Instruction
Copy each line exactly. Drop every picture.

Start of Records provided

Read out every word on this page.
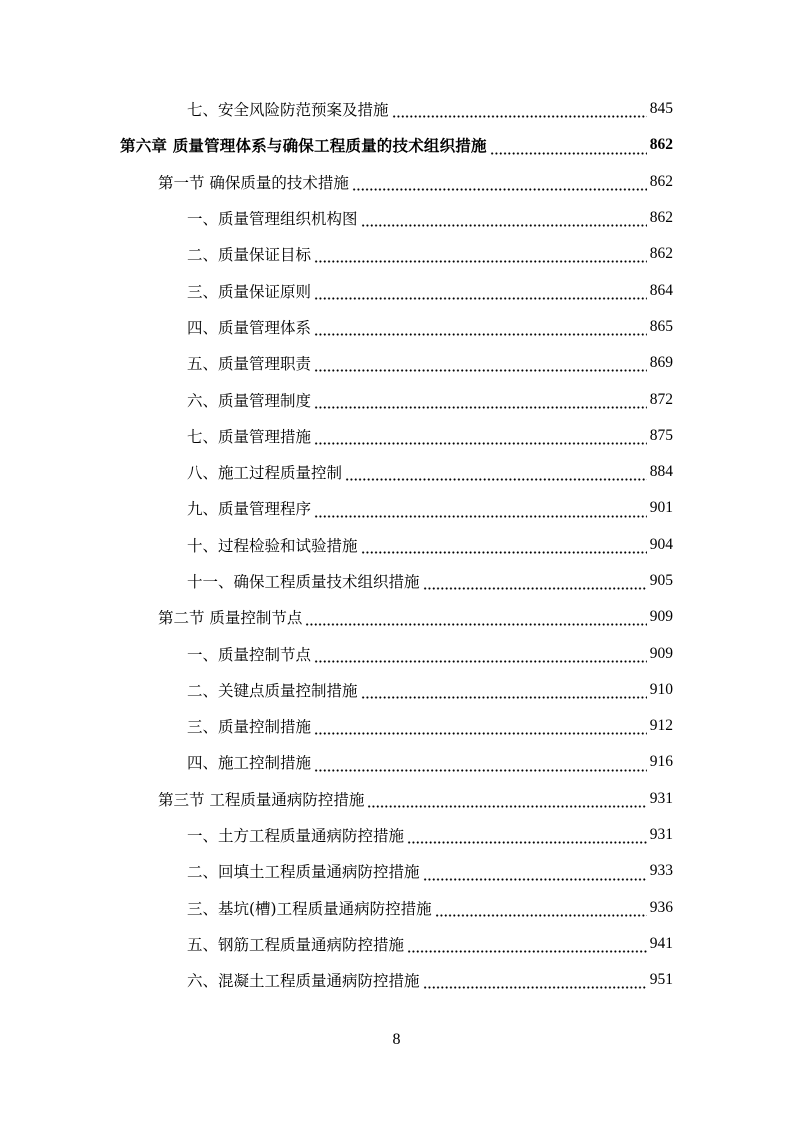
七、安全风险防范预案及措施	845
第六章 质量管理体系与确保工程质量的技术组织措施	862
第一节 确保质量的技术措施	862
一、质量管理组织机构图	862
二、质量保证目标	862
三、质量保证原则	864
四、质量管理体系	865
五、质量管理职责	869
六、质量管理制度	872
七、质量管理措施	875
八、施工过程质量控制	884
九、质量管理程序	901
十、过程检验和试验措施	904
十一、确保工程质量技术组织措施	905
第二节 质量控制节点	909
一、质量控制节点	909
二、关键点质量控制措施	910
三、质量控制措施	912
四、施工控制措施	916
第三节 工程质量通病防控措施	931
一、土方工程质量通病防控措施	931
二、回填土工程质量通病防控措施	933
三、基坑(槽)工程质量通病防控措施	936
五、钢筋工程质量通病防控措施	941
六、混凝土工程质量通病防控措施	951
8
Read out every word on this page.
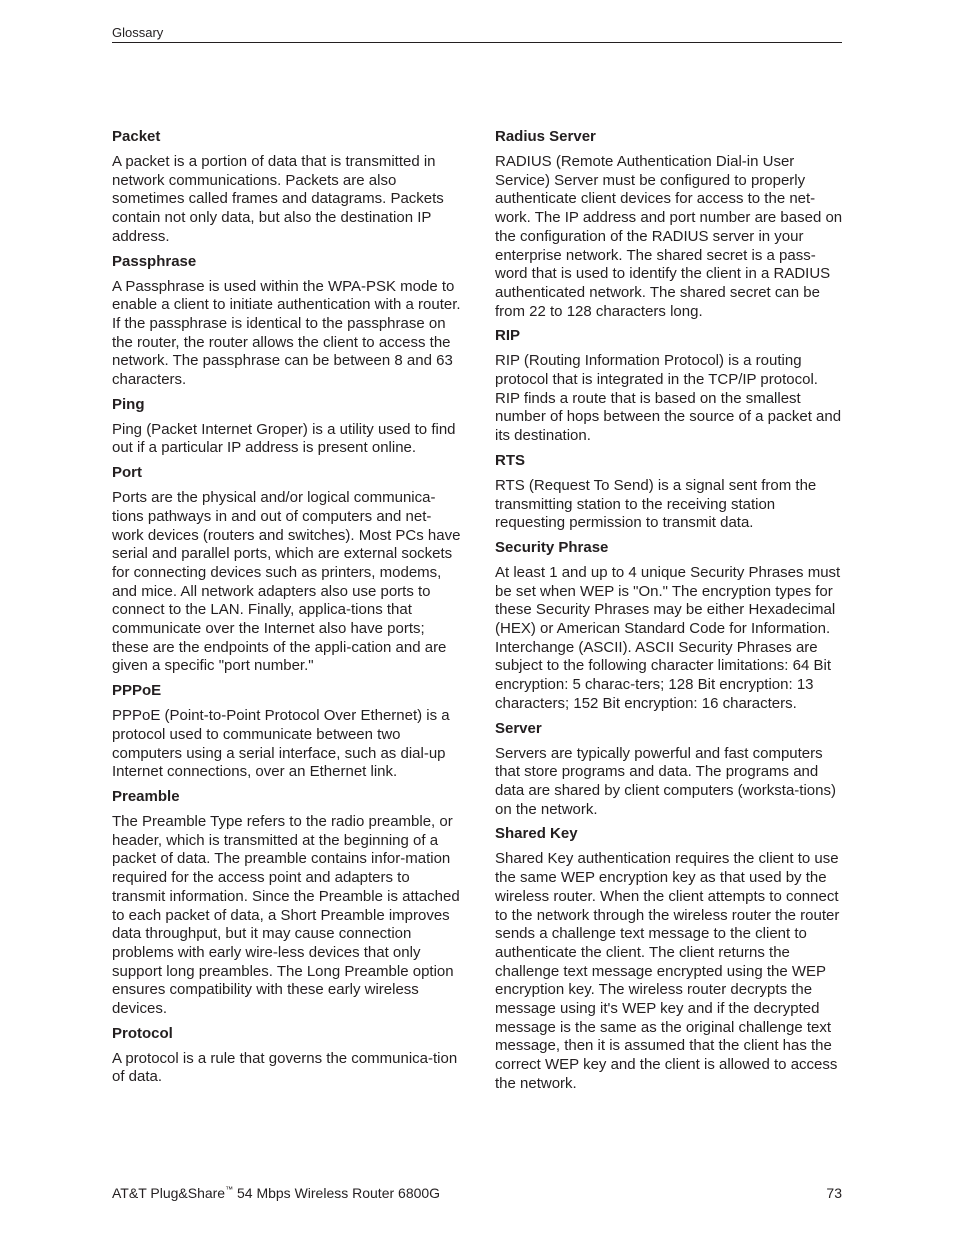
Glossary
Packet

A packet is a portion of data that is transmitted in network communications. Packets are also sometimes called frames and datagrams. Packets contain not only data, but also the destination IP address.

Passphrase

A Passphrase is used within the WPA-PSK mode to enable a client to initiate authentication with a router. If the passphrase is identical to the passphrase on the router, the router allows the client to access the network. The passphrase can be between 8 and 63 characters.

Ping

Ping (Packet Internet Groper) is a utility used to find out if a particular IP address is present online.

Port

Ports are the physical and/or logical communica-tions pathways in and out of computers and net-work devices (routers and switches). Most PCs have serial and parallel ports, which are external sockets for connecting devices such as printers, modems, and mice. All network adapters also use ports to connect to the LAN. Finally, applica-tions that communicate over the Internet also have ports; these are the endpoints of the appli-cation and are given a specific "port number."

PPPoE

PPPoE (Point-to-Point Protocol Over Ethernet) is a protocol used to communicate between two computers using a serial interface, such as dial-up Internet connections, over an Ethernet link.

Preamble

The Preamble Type refers to the radio preamble, or header, which is transmitted at the beginning of a packet of data. The preamble contains infor-mation required for the access point and adapters to transmit information. Since the Preamble is attached to each packet of data, a Short Preamble improves data throughput, but it may cause connection problems with early wire-less devices that only support long preambles. The Long Preamble option ensures compatibility with these early wireless devices.

Protocol

A protocol is a rule that governs the communica-tion of data.

Radius Server

RADIUS (Remote Authentication Dial-in User Service) Server must be configured to properly authenticate client devices for access to the net-work. The IP address and port number are based on the configuration of the RADIUS server in your enterprise network. The shared secret is a pass-word that is used to identify the client in a RADIUS authenticated network. The shared secret can be from 22 to 128 characters long.

RIP

RIP (Routing Information Protocol) is a routing protocol that is integrated in the TCP/IP protocol. RIP finds a route that is based on the smallest number of hops between the source of a packet and its destination.

RTS

RTS (Request To Send) is a signal sent from the transmitting station to the receiving station requesting permission to transmit data.

Security Phrase

At least 1 and up to 4 unique Security Phrases must be set when WEP is "On." The encryption types for these Security Phrases may be either Hexadecimal (HEX) or American Standard Code for Information. Interchange (ASCII). ASCII Security Phrases are subject to the following character limitations: 64 Bit encryption: 5 charac-ters; 128 Bit encryption: 13 characters; 152 Bit encryption: 16 characters.

Server

Servers are typically powerful and fast computers that store programs and data. The programs and data are shared by client computers (worksta-tions) on the network.

Shared Key

Shared Key authentication requires the client to use the same WEP encryption key as that used by the wireless router. When the client attempts to connect to the network through the wireless router the router sends a challenge text message to the client to authenticate the client. The client returns the challenge text message encrypted using the WEP encryption key. The wireless router decrypts the message using it's WEP key and if the decrypted message is the same as the original challenge text message, then it is assumed that the client has the correct WEP key and the client is allowed to access the network.

AT&T Plug&Share™ 54 Mbps Wireless Router 6800G	73
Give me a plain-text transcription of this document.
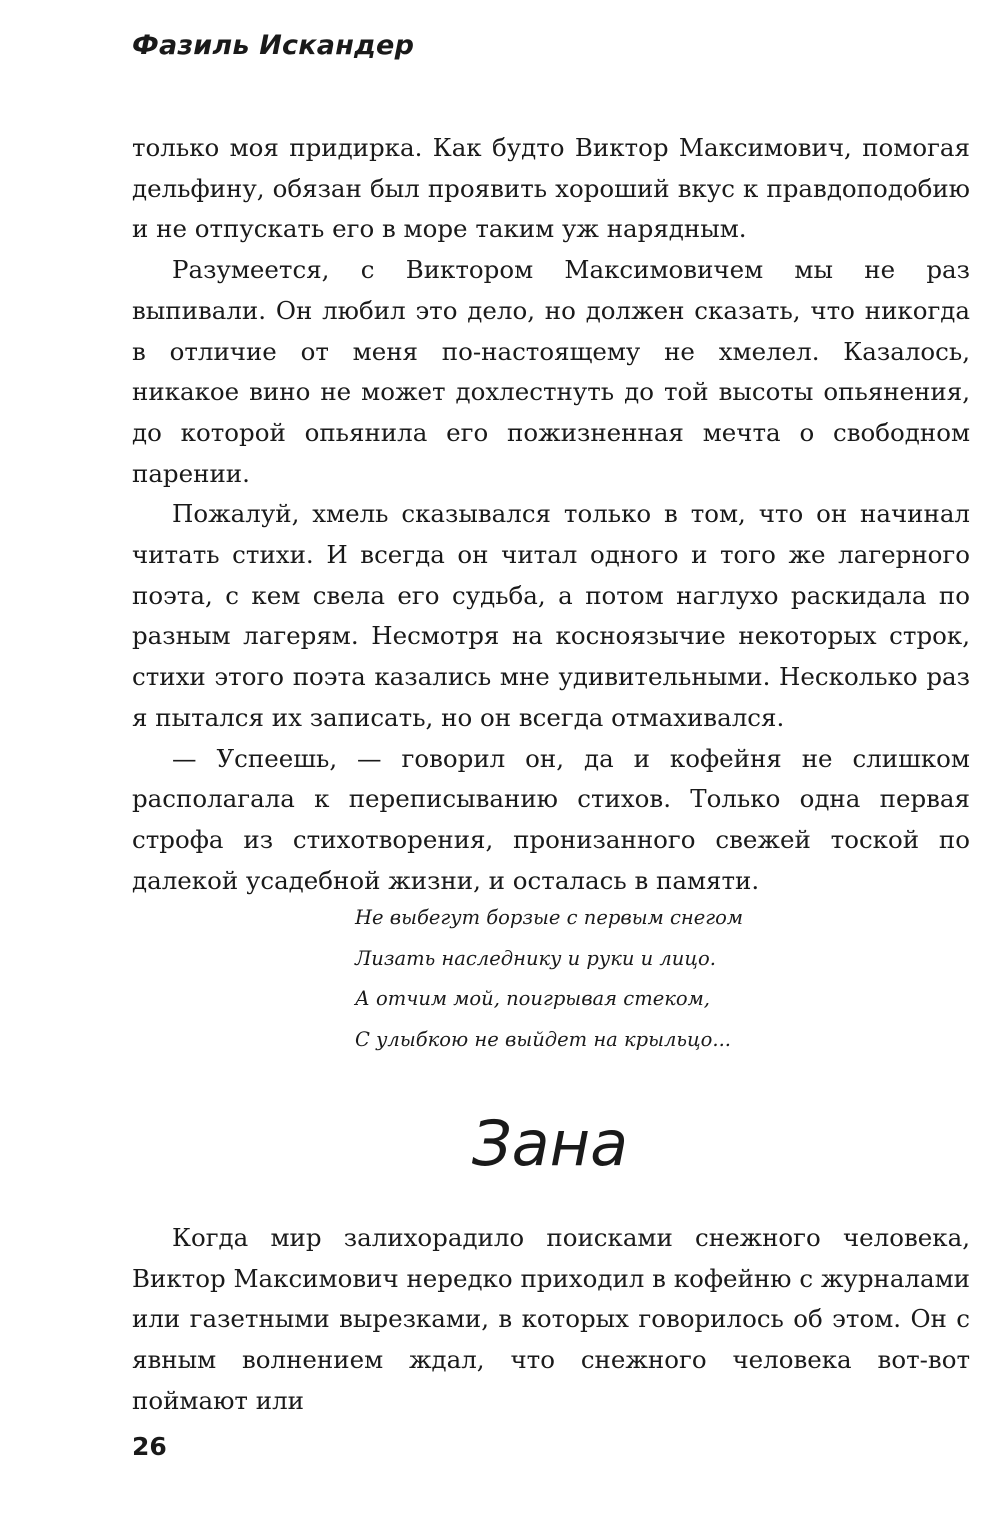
Фазиль Искандер

только моя придирка. Как будто Виктор Максимович, помогая дельфину, обязан был проявить хороший вкус к правдоподобию и не отпускать его в море таким уж нарядным.

Разумеется, с Виктором Максимовичем мы не раз выпивали. Он любил это дело, но должен сказать, что никогда в отличие от меня по-настоящему не хмелел. Казалось, никакое вино не может дохлестнуть до той высоты опьянения, до которой опьянила его пожизненная мечта о свободном парении.

Пожалуй, хмель сказывался только в том, что он начинал читать стихи. И всегда он читал одного и того же лагерного поэта, с кем свела его судьба, а потом наглухо раскидала по разным лагерям. Несмотря на косноязычие некоторых строк, стихи этого поэта казались мне удивительными. Несколько раз я пытался их записать, но он всегда отмахивался.

— Успеешь, — говорил он, да и кофейня не слишком располагала к переписыванию стихов. Только одна первая строфа из стихотворения, пронизанного свежей тоской по далекой усадебной жизни, и осталась в памяти.

Не выбегут борзые с первым снегом
Лизать наследнику и руки и лицо.
А отчим мой, поигрывая стеком,
С улыбкою не выйдет на крыльцо...
Зана

Когда мир залихорадило поисками снежного человека, Виктор Максимович нередко приходил в кофейню с журналами или газетными вырезками, в которых говорилось об этом. Он с явным волнением ждал, что снежного человека вот-вот поймают или

26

End of Records provided

Result for this task
Read out every word on this page.
七、安全风险防范预案及措施	845
第六章 质量管理体系与确保工程质量的技术组织措施	862
第一节 确保质量的技术措施	862
一、质量管理组织机构图	862
二、质量保证目标	862
三、质量保证原则	864
四、质量管理体系	865
五、质量管理职责	869
六、质量管理制度	872
七、质量管理措施	875
八、施工过程质量控制	884
九、质量管理程序	901
十、过程检验和试验措施	904
十一、确保工程质量技术组织措施	905
第二节 质量控制节点	909
一、质量控制节点	909
二、关键点质量控制措施	910
三、质量控制措施	912
四、施工控制措施	916
第三节 工程质量通病防控措施	931
一、土方工程质量通病防控措施	931
二、回填土工程质量通病防控措施	933
三、基坑(槽)工程质量通病防控措施	936
五、钢筋工程质量通病防控措施	941
六、混凝土工程质量通病防控措施	951
8
Read out every word on this page.
Glossary
Packet

A packet is a portion of data that is transmitted in network communications. Packets are also sometimes called frames and datagrams. Packets contain not only data, but also the destination IP address.

Passphrase

A Passphrase is used within the WPA-PSK mode to enable a client to initiate authentication with a router. If the passphrase is identical to the passphrase on the router, the router allows the client to access the network. The passphrase can be between 8 and 63 characters.

Ping

Ping (Packet Internet Groper) is a utility used to find out if a particular IP address is present online.

Port

Ports are the physical and/or logical communica-tions pathways in and out of computers and net-work devices (routers and switches). Most PCs have serial and parallel ports, which are external sockets for connecting devices such as printers, modems, and mice. All network adapters also use ports to connect to the LAN. Finally, applica-tions that communicate over the Internet also have ports; these are the endpoints of the appli-cation and are given a specific "port number."

PPPoE

PPPoE (Point-to-Point Protocol Over Ethernet) is a protocol used to communicate between two computers using a serial interface, such as dial-up Internet connections, over an Ethernet link.

Preamble

The Preamble Type refers to the radio preamble, or header, which is transmitted at the beginning of a packet of data. The preamble contains infor-mation required for the access point and adapters to transmit information. Since the Preamble is attached to each packet of data, a Short Preamble improves data throughput, but it may cause connection problems with early wire-less devices that only support long preambles. The Long Preamble option ensures compatibility with these early wireless devices.

Protocol

A protocol is a rule that governs the communica-tion of data.

Radius Server

RADIUS (Remote Authentication Dial-in User Service) Server must be configured to properly authenticate client devices for access to the net-work. The IP address and port number are based on the configuration of the RADIUS server in your enterprise network. The shared secret is a pass-word that is used to identify the client in a RADIUS authenticated network. The shared secret can be from 22 to 128 characters long.

RIP

RIP (Routing Information Protocol) is a routing protocol that is integrated in the TCP/IP protocol. RIP finds a route that is based on the smallest number of hops between the source of a packet and its destination.

RTS

RTS (Request To Send) is a signal sent from the transmitting station to the receiving station requesting permission to transmit data.

Security Phrase

At least 1 and up to 4 unique Security Phrases must be set when WEP is "On." The encryption types for these Security Phrases may be either Hexadecimal (HEX) or American Standard Code for Information. Interchange (ASCII). ASCII Security Phrases are subject to the following character limitations: 64 Bit encryption: 5 charac-ters; 128 Bit encryption: 13 characters; 152 Bit encryption: 16 characters.

Server

Servers are typically powerful and fast computers that store programs and data. The programs and data are shared by client computers (worksta-tions) on the network.

Shared Key

Shared Key authentication requires the client to use the same WEP encryption key as that used by the wireless router. When the client attempts to connect to the network through the wireless router the router sends a challenge text message to the client to authenticate the client. The client returns the challenge text message encrypted using the WEP encryption key. The wireless router decrypts the message using it's WEP key and if the decrypted message is the same as the original challenge text message, then it is assumed that the client has the correct WEP key and the client is allowed to access the network.

AT&T Plug&Share™ 54 Mbps Wireless Router 6800G	73
Give me a plain-text transcription of this document.
Фазиль Искандер

только моя придирка. Как будто Виктор Максимович, помогая дельфину, обязан был проявить хороший вкус к правдоподобию и не отпускать его в море таким уж нарядным.

Разумеется, с Виктором Максимовичем мы не раз выпивали. Он любил это дело, но должен сказать, что никогда в отличие от меня по-настоящему не хмелел. Казалось, никакое вино не может дохлестнуть до той высоты опьянения, до которой опьянила его пожизненная мечта о свободном парении.

Пожалуй, хмель сказывался только в том, что он начинал читать стихи. И всегда он читал одного и того же лагерного поэта, с кем свела его судьба, а потом наглухо раскидала по разным лагерям. Несмотря на косноязычие некоторых строк, стихи этого поэта казались мне удивительными. Несколько раз я пытался их записать, но он всегда отмахивался.

— Успеешь, — говорил он, да и кофейня не слишком располагала к переписыванию стихов. Только одна первая строфа из стихотворения, пронизанного свежей тоской по далекой усадебной жизни, и осталась в памяти.

Не выбегут борзые с первым снегом
Лизать наследнику и руки и лицо.
А отчим мой, поигрывая стеком,
С улыбкою не выйдет на крыльцо...
Зана

Когда мир залихорадило поисками снежного человека, Виктор Максимович нередко приходил в кофейню с журналами или газетными вырезками, в которых говорилось об этом. Он с явным волнением ждал, что снежного человека вот-вот поймают или

26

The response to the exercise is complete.